▶ _Given instruction_: In the data that follows, count the lines in which the word "température" occurs, and report that figure alone.

-- start of Provided records --

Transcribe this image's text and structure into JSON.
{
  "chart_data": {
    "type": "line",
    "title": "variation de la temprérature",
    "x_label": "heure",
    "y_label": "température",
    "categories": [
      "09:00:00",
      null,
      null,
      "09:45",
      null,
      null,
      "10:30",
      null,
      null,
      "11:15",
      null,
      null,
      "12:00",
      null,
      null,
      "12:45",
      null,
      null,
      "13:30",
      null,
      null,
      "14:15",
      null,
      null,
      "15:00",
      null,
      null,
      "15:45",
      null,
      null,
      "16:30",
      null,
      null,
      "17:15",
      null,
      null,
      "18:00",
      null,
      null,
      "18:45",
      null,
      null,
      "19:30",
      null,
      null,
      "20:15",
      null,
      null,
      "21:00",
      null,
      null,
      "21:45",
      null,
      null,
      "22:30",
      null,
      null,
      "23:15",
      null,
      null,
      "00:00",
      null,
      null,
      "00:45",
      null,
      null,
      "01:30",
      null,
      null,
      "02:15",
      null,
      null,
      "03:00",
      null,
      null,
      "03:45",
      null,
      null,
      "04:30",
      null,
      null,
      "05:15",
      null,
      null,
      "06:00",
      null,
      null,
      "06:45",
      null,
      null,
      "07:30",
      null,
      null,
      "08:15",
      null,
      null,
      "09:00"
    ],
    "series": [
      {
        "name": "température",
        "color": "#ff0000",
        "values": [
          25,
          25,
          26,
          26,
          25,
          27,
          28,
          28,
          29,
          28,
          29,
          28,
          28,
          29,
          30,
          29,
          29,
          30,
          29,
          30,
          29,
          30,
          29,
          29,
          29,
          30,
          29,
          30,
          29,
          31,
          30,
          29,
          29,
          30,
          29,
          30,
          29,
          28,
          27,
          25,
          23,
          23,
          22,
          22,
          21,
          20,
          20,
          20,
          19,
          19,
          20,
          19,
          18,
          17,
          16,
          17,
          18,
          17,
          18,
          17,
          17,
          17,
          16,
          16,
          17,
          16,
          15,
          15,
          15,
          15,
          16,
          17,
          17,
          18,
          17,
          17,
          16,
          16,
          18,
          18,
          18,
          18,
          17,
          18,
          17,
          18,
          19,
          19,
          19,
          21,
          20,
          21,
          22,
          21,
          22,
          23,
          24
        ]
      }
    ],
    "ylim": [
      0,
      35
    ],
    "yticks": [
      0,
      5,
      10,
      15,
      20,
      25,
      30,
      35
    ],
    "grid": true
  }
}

-- end of Provided records --

▶ _Solution_: 2